#### [Set exercise]
Search the material for the string "Camera", then report how many lines hold it, with no other text.

#### [Exercise material]
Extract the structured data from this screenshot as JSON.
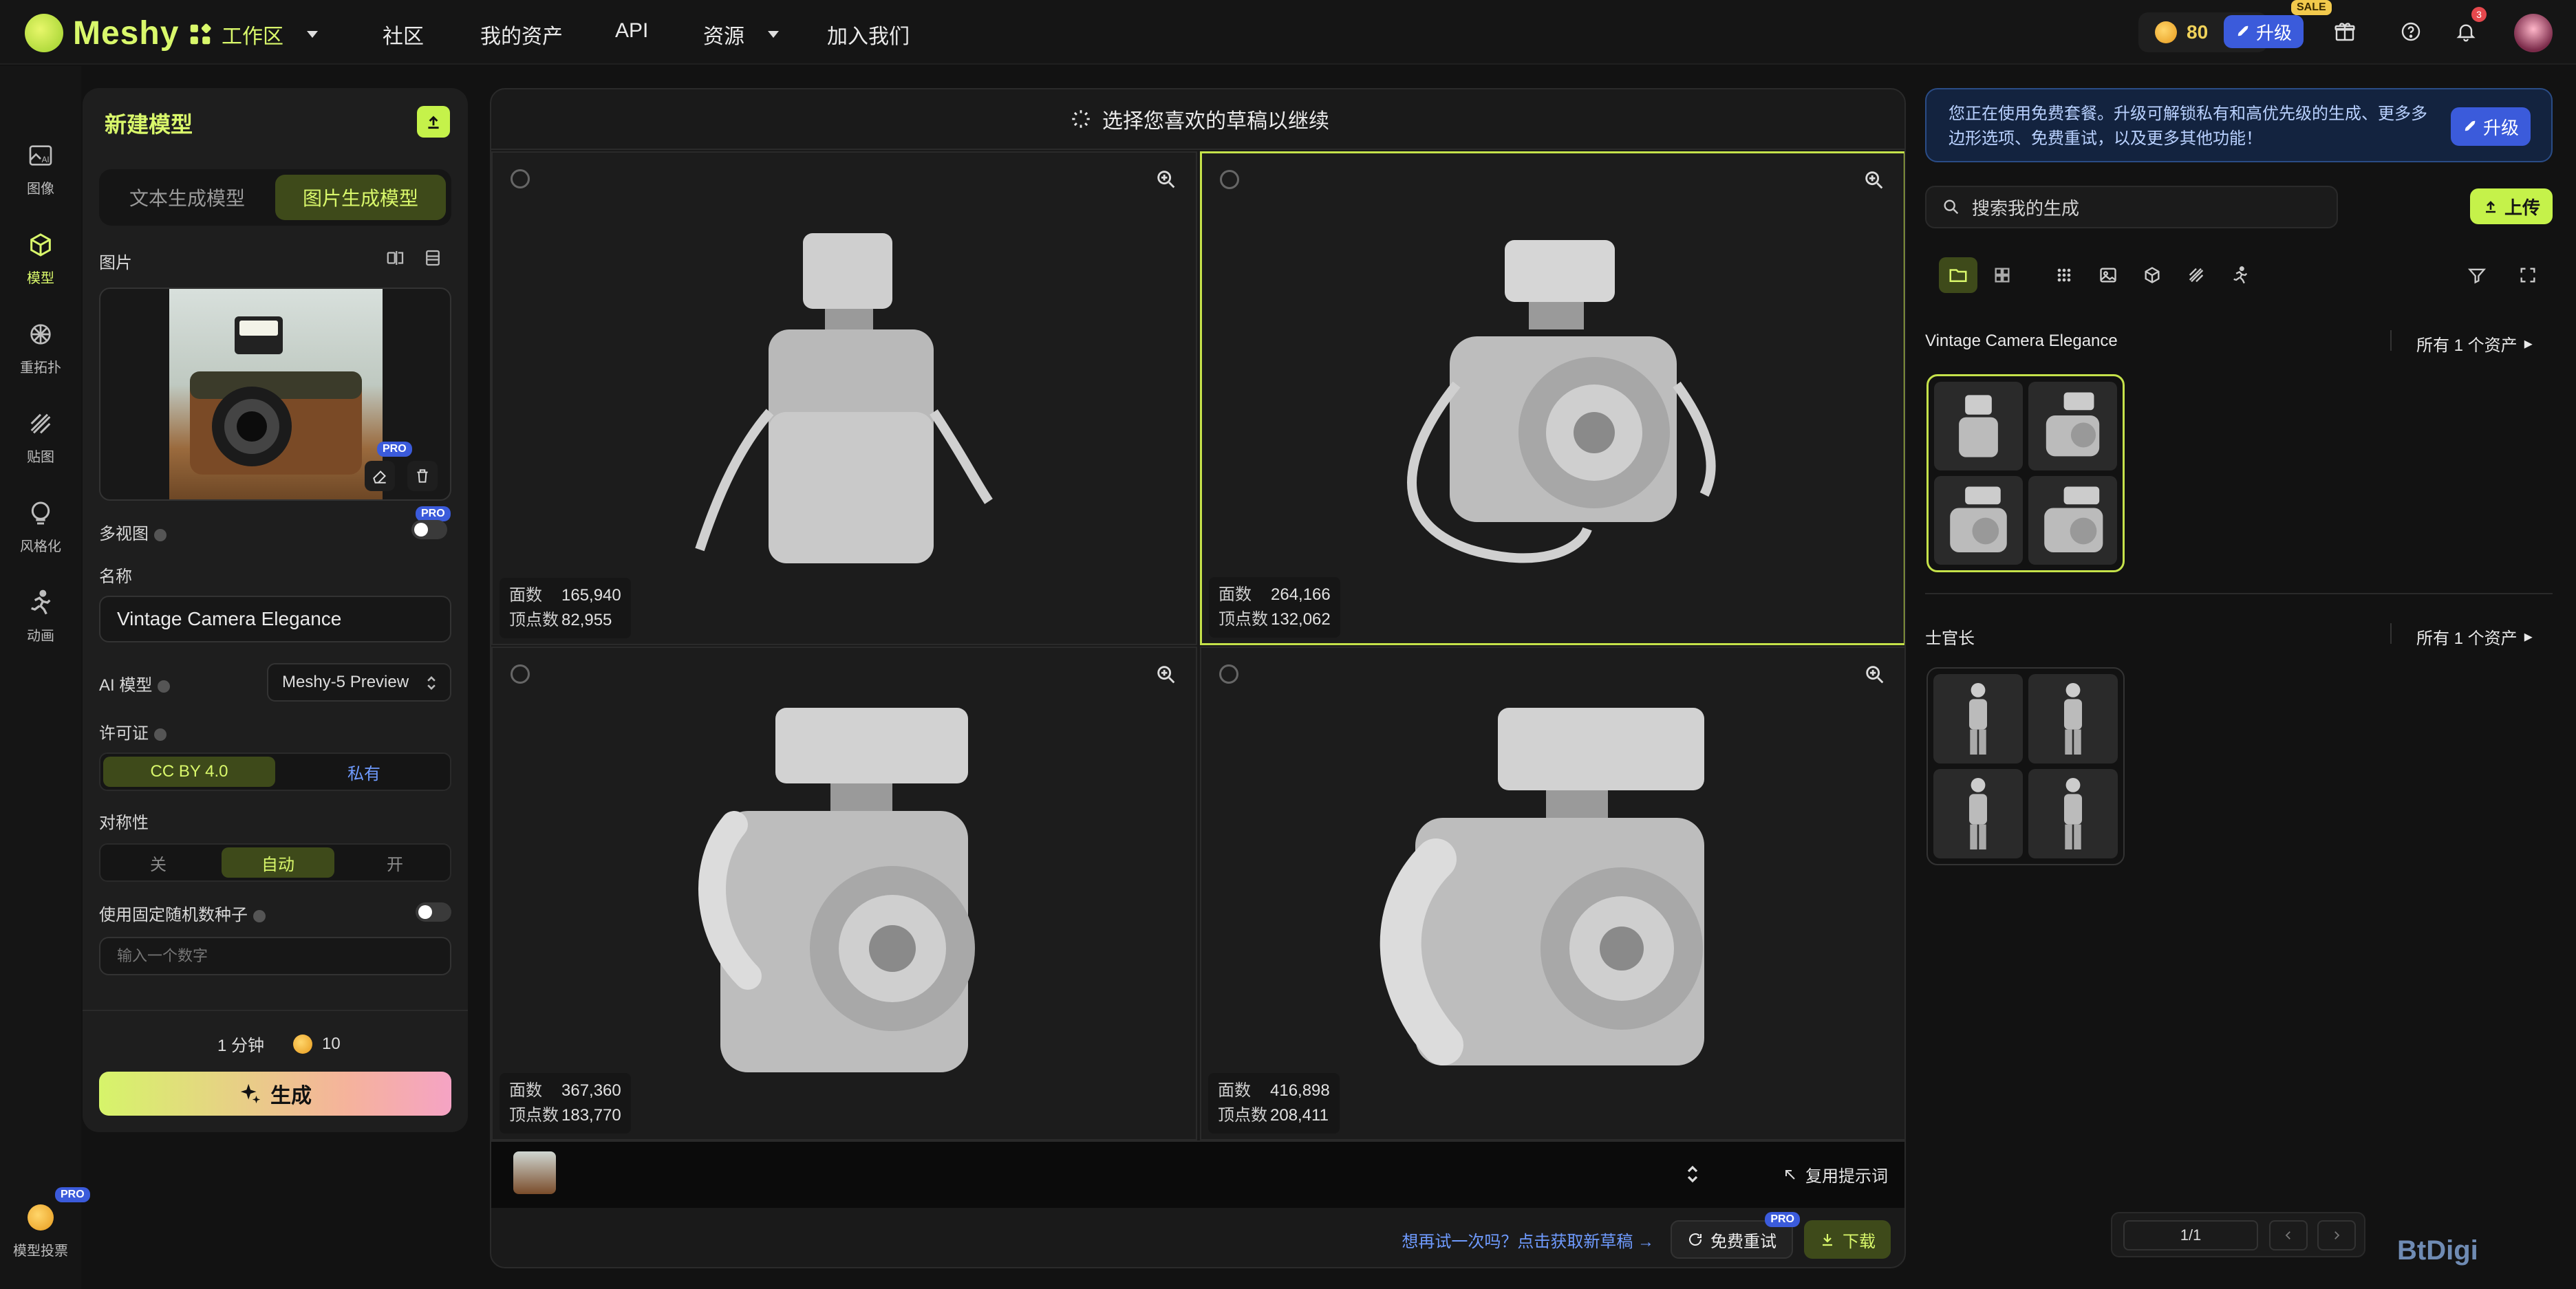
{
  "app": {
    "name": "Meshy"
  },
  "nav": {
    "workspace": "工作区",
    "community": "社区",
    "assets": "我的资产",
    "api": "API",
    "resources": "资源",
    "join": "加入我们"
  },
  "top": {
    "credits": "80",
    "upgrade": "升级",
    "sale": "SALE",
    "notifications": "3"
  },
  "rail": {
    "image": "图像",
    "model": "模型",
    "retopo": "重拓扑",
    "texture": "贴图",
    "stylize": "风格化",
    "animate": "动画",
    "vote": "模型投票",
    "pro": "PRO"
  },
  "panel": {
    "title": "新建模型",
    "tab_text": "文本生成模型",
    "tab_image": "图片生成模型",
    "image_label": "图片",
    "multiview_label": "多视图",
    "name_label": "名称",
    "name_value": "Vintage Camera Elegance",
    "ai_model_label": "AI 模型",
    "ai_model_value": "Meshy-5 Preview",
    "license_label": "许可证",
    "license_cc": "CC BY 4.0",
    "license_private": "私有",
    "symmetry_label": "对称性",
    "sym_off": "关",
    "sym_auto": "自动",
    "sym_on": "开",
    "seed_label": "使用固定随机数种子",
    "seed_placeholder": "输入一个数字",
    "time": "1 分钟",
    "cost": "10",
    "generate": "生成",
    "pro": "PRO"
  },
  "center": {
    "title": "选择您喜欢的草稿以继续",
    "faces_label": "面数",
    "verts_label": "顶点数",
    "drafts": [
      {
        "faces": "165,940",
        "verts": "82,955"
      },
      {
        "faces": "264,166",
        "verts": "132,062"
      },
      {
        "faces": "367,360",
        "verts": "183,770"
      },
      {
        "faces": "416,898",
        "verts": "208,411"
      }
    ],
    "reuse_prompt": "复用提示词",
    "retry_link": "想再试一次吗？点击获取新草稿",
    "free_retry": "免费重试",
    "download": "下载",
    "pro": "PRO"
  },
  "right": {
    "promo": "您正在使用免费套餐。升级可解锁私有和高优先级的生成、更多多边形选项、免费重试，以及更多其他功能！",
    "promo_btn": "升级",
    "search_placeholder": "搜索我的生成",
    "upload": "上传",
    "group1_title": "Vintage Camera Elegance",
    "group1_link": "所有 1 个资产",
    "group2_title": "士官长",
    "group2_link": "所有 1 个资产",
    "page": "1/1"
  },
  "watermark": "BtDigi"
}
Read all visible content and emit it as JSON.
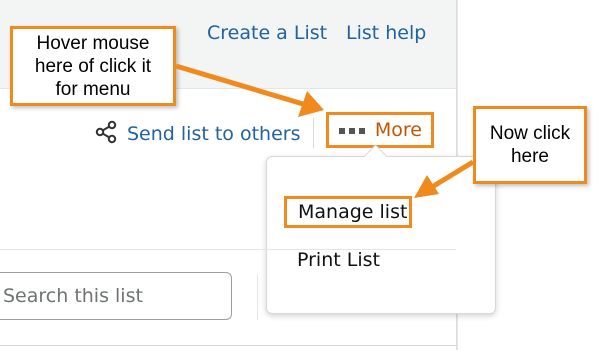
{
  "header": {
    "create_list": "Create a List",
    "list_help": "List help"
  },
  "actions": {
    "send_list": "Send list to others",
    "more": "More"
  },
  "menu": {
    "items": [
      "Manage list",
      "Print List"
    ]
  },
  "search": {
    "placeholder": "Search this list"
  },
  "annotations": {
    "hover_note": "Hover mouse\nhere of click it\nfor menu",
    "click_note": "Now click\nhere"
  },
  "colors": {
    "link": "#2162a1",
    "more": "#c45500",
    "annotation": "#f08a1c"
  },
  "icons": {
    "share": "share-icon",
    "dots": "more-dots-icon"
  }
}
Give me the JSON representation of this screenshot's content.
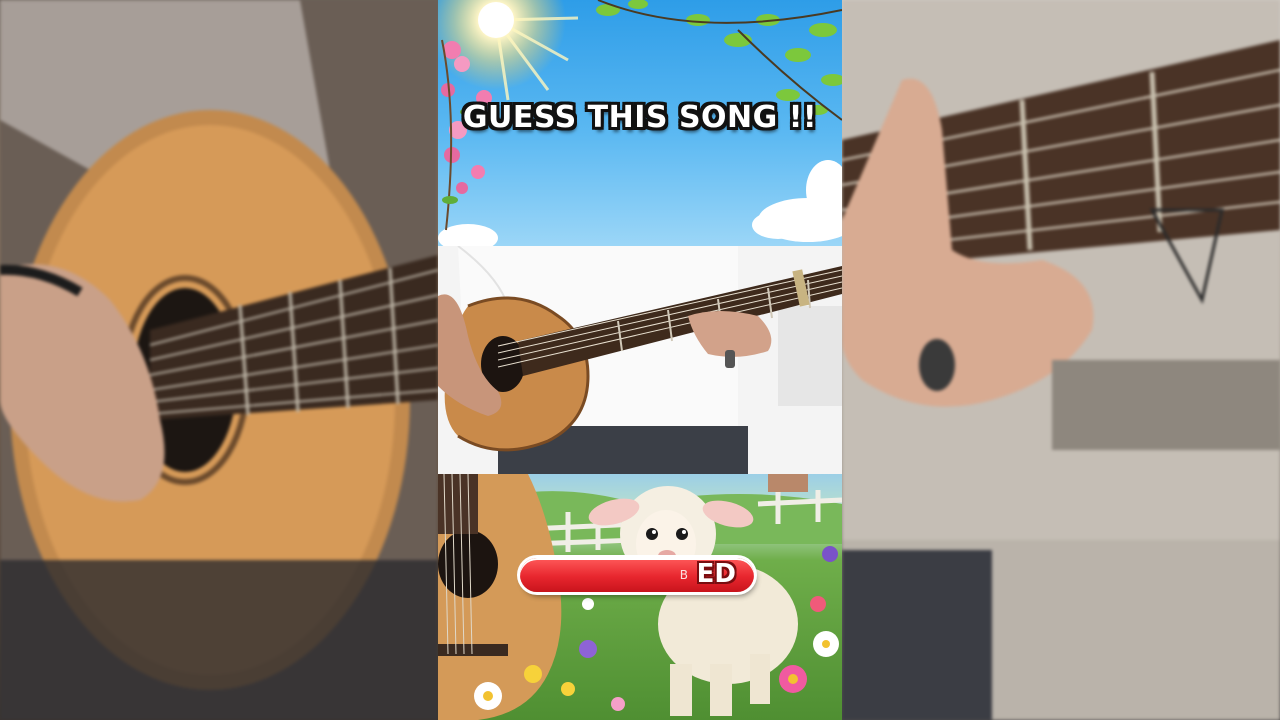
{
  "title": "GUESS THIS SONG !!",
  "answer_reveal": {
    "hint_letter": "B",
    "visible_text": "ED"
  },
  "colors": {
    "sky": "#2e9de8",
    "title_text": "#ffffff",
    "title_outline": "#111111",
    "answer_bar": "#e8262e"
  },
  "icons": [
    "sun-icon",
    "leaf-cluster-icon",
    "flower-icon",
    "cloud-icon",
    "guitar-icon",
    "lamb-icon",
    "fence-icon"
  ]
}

#### [Solution below]
2